### PASSAGE GIVEN
——

Your work is often described as "minimalist" or "functional". How would you define your aesthetic?

Definitely. It's functional. It’s minimalist. But it’s more than that. It has the secrets of sophistication. That's what grabs me. Proportions of little things are so dead on, that’s what gets me excited. It's incredibly understated.

It’s fluid. The original shapes have a totally different mood and story, message. It’s very free and bright and casual. It’s very relaxed but still with the same elements of good hems, good fabrics, craftsmanship.

Where does your creativity come from? What are the things you need in your life to create?

Music, good food— seriously this is no joke. When I have pasta with cream of mushroom sauce and greens, it's totally different. Food. Incredible food. I think I also need to be in a really good place with my lover. Otherwise, it’s a mess.

Being in love is also a source. Traveling is necessary. They all need to exist in my life otherwise I would be in survival mode. Well fed, nourished with art, in love.

Tell me about the online shop you just launched.

——

### ENTRIES PROVIDED
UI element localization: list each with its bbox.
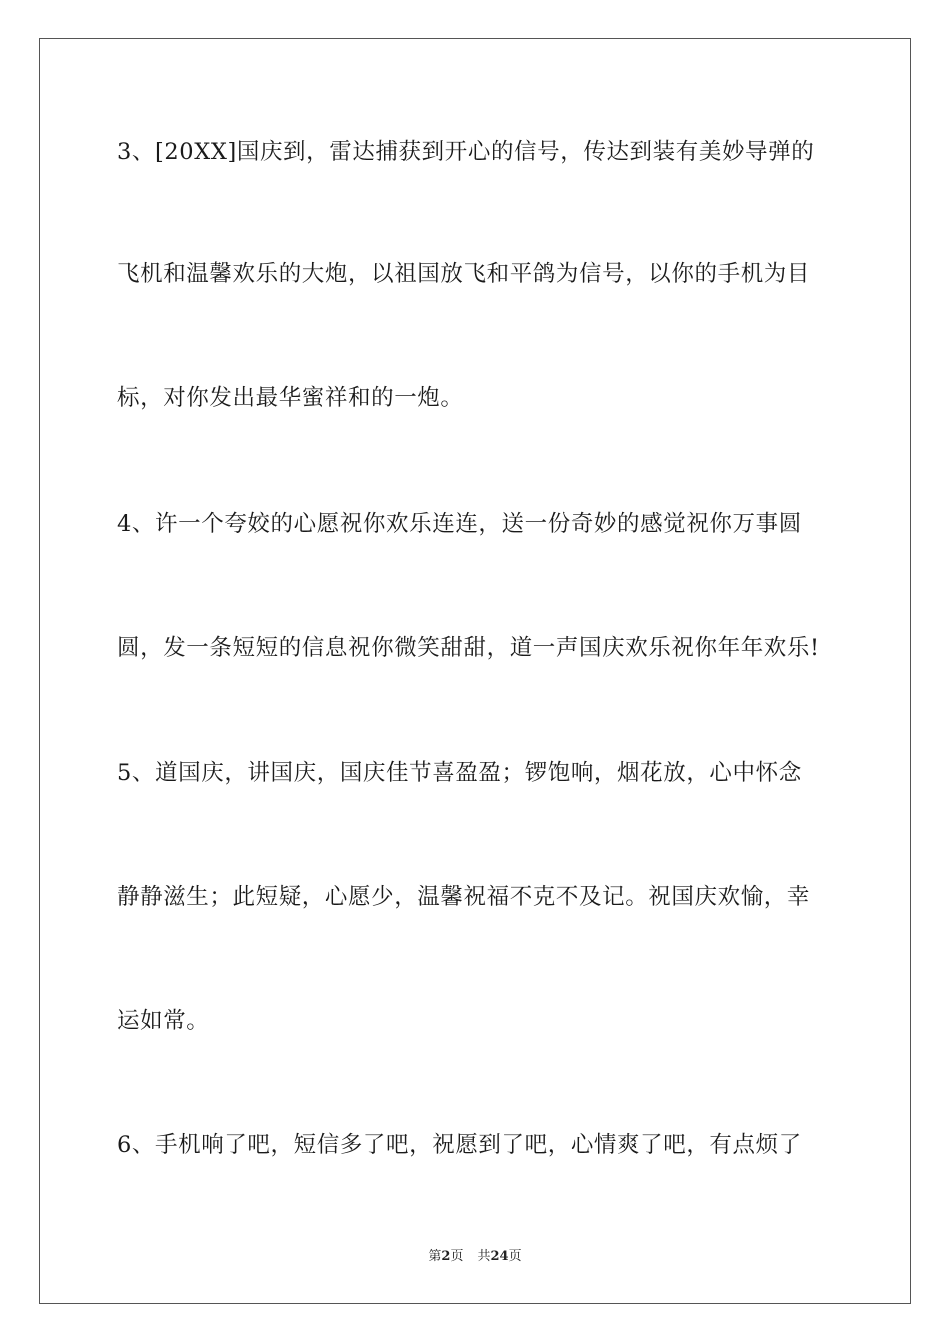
text-line: 6、手机响了吧，短信多了吧，祝愿到了吧，心情爽了吧，有点烦了 <box>117 1132 802 1158</box>
text-line: 3、[20XX]国庆到，雷达捕获到开心的信号，传达到装有美妙导弹的 <box>117 139 815 165</box>
text-line: 圆，发一条短短的信息祝你微笑甜甜，道一声国庆欢乐祝你年年欢乐! <box>117 635 820 661</box>
text-line: 5、道国庆，讲国庆，国庆佳节喜盈盈；锣饱响，烟花放，心中怀念 <box>117 760 802 786</box>
text-line: 标，对你发出最华蜜祥和的一炮。 <box>117 385 464 411</box>
text-line: 运如常。 <box>117 1008 210 1034</box>
page-footer <box>0 1248 950 1266</box>
page-border <box>39 38 911 1304</box>
footer-page-total: 24 <box>490 1249 509 1264</box>
text-line: 飞机和温馨欢乐的大炮，以祖国放飞和平鸽为信号，以你的手机为目 <box>117 261 811 287</box>
footer-total-prefix: 共 <box>477 1249 491 1264</box>
footer-total-unit: 页 <box>508 1249 522 1264</box>
text-line: 4、许一个夸姣的心愿祝你欢乐连连，送一份奇妙的感觉祝你万事圆 <box>117 511 802 537</box>
text-line: 静静滋生；此短疑，心愿少，温馨祝福不克不及记。祝国庆欢愉，幸 <box>117 884 811 910</box>
footer-page-current: 2 <box>441 1249 451 1264</box>
footer-page-unit: 页 <box>450 1249 464 1264</box>
footer-page-prefix: 第 <box>428 1249 442 1264</box>
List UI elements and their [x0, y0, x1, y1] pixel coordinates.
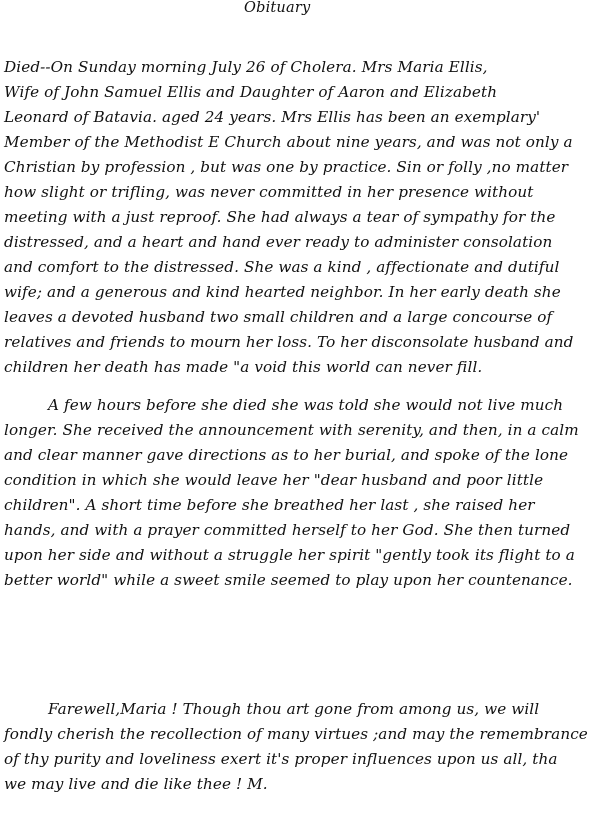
text-line: how slight or trifling, was never committed in her presence without: [4, 183, 534, 201]
text-line: longer. She received the announcement with serenity, and then, in a calm: [4, 421, 579, 439]
text-line: wife; and a generous and kind hearted neighbor. In her early death she: [4, 283, 561, 301]
text-line: hands, and with a prayer committed herself to her God. She then turned: [4, 521, 571, 539]
text-line: we may live and die like thee ! M.: [4, 775, 268, 793]
text-line: relatives and friends to mourn her loss. To her disconsolate husband and: [4, 333, 574, 351]
text-line: fondly cherish the recollection of many virtues ;and may the remembrance: [4, 725, 588, 743]
text-line: condition in which she would leave her "dear husband and poor little: [4, 471, 544, 489]
page-title: Obituary: [244, 0, 311, 16]
text-line: and comfort to the distressed. She was a kind , affectionate and dutiful: [4, 258, 560, 276]
text-line: of thy purity and loveliness exert it's proper influences upon us all, tha: [4, 750, 558, 768]
text-line: upon her side and without a struggle her spirit "gently took its flight to a: [4, 546, 575, 564]
text-line: Farewell,Maria ! Though thou art gone from among us, we will: [48, 700, 540, 718]
text-line: children her death has made "a void this world can never fill.: [4, 358, 483, 376]
text-line: leaves a devoted husband two small children and a large concourse of: [4, 308, 553, 326]
text-line: better world" while a sweet smile seemed to play upon her countenance.: [4, 571, 573, 589]
text-line: A few hours before she died she was told she would not live much: [48, 396, 564, 414]
text-line: meeting with a just reproof. She had always a tear of sympathy for the: [4, 208, 556, 226]
text-line: Died--On Sunday morning July 26 of Cholera. Mrs Maria Ellis,: [4, 58, 488, 76]
text-line: children". A short time before she breathed her last , she raised her: [4, 496, 535, 514]
text-line: Leonard of Batavia. aged 24 years. Mrs Ellis has been an exemplary': [4, 108, 541, 126]
text-line: Christian by profession , but was one by practice. Sin or folly ,no matter: [4, 158, 569, 176]
text-line: Member of the Methodist E Church about nine years, and was not only a: [4, 133, 573, 151]
text-line: and clear manner gave directions as to her burial, and spoke of the lone: [4, 446, 569, 464]
text-line: Wife of John Samuel Ellis and Daughter of Aaron and Elizabeth: [4, 83, 498, 101]
text-line: distressed, and a heart and hand ever ready to administer consolation: [4, 233, 553, 251]
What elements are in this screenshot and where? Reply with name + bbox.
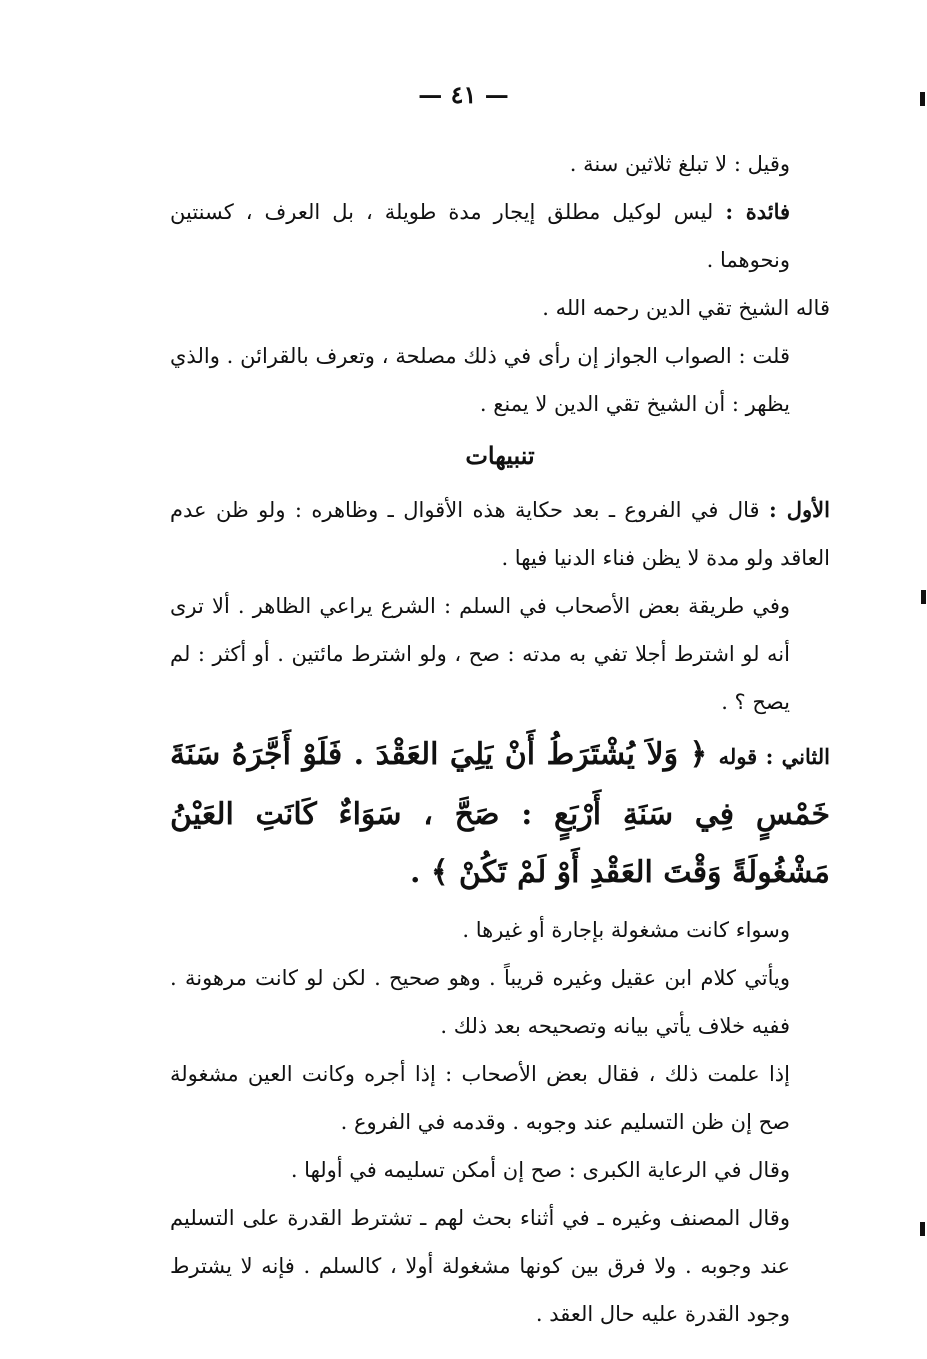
section-heading: تنبيهات [465, 441, 535, 470]
note-first-text: قال في الفروع ـ بعد حكاية هذه الأقوال ـ وظاهره : ولو ظن عدم العاقد ولو مدة لا يظن فناء الدنيا فيها . [170, 498, 830, 570]
page-body [170, 140, 830, 1338]
scan-edge-mark [920, 1222, 925, 1236]
paragraph-faida [170, 188, 830, 284]
musannif-text: وقال المصنف وغيره ـ في أثناء بحث لهم ـ تشترط القدرة على التسليم عند وجوبه . ولا فرق بين كونها مشغولة أولا ، كالسلم . فإنه لا يشترط وجود القدرة عليه حال العقد . [170, 1206, 790, 1326]
note-salam-text: وفي طريقة بعض الأصحاب في السلم : الشرع يراعي الظاهر . ألا ترى أنه لو اشترط أجلا تفي به مدته : صح ، ولو اشترط مائتين . أو أكثر : لم يصح ؟ . [170, 594, 790, 714]
paragraph-qultu [170, 332, 830, 428]
quoted-matn: ﴿ وَلاَ يُشْتَرَطُ أَنْ يَلِيَ العَقْدَ . فَلَوْ أَجَّرَهُ سَنَةَ خَمْسٍ فِي سَنَةِ أَرْبَعٍ : صَحَّ ، سَوَاءٌ كَانَتِ العَيْنُ مَشْغُولَةً وَقْتَ العَقْدِ أَوْ لَمْ تَكُنْ ﴾ . [170, 737, 830, 890]
ibn-aqil-text: ويأتي كلام ابن عقيل وغيره قريباً . وهو صحيح . لكن لو كانت مرهونة . ففيه خلاف يأتي بيانه وتصحيحه بعد ذلك . [170, 966, 790, 1038]
page-number: — ٤١ — [418, 80, 509, 109]
paragraph-idha-alimta [170, 1050, 830, 1146]
note-first-label: الأول : [768, 497, 830, 522]
note-first [170, 486, 830, 582]
note-second [170, 726, 830, 902]
sawaa-text: وسواء كانت مشغولة بإجارة أو غيرها . [462, 918, 790, 942]
faida-label: فائدة : [725, 199, 791, 224]
scan-edge-mark [920, 92, 925, 106]
paragraph-riaya [170, 1146, 830, 1194]
qultu-text: قلت : الصواب الجواز إن رأى في ذلك مصلحة ، وتعرف بالقرائن . والذي يظهر : أن الشيخ تقي الدين لا يمنع . [170, 344, 790, 416]
note-second-label: الثاني : قوله [718, 744, 830, 769]
note-salam [170, 582, 830, 726]
faida-text: ليس لوكيل مطلق إيجار مدة طويلة ، بل العرف ، كسنتين ونحوهما . [170, 200, 790, 272]
paragraph-musannif [170, 1194, 830, 1338]
paragraph-1-text: وقيل : لا تبلغ ثلاثين سنة . [569, 152, 790, 176]
paragraph-1 [170, 140, 830, 188]
attribution-text: قاله الشيخ تقي الدين رحمه الله . [542, 296, 830, 320]
paragraph-ibn-aqil [170, 954, 830, 1050]
paragraph-sawaa [170, 906, 830, 954]
idha-alimta-text: إذا علمت ذلك ، فقال بعض الأصحاب : إذا أجره وكانت العين مشغولة صح إن ظن التسليم عند وجوبه . وقدمه في الفروع . [170, 1062, 790, 1134]
riaya-text: وقال في الرعاية الكبرى : صح إن أمكن تسليمه في أولها . [290, 1158, 790, 1182]
scan-edge-mark [921, 590, 926, 604]
paragraph-attribution [170, 284, 830, 332]
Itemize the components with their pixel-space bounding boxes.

——

Return the passage of the interview from "It’s fluid. The" up to and including "art, in love.", copied word for word.

### WORKED SOLUTION
It’s fluid. The original shapes have a totally different mood and story, message. It’s very free and bright and casual. It’s very relaxed but still with the same elements of good hems, good fabrics, craftsmanship.

Where does your creativity come from? What are the things you need in your life to create?

Music, good food— seriously this is no joke. When I have pasta with cream of mushroom sauce and greens, it's totally different. Food. Incredible food. I think I also need to be in a really good place with my lover. Otherwise, it’s a mess.

Being in love is also a source. Traveling is necessary. They all need to exist in my life otherwise I would be in survival mode. Well fed, nourished with art, in love.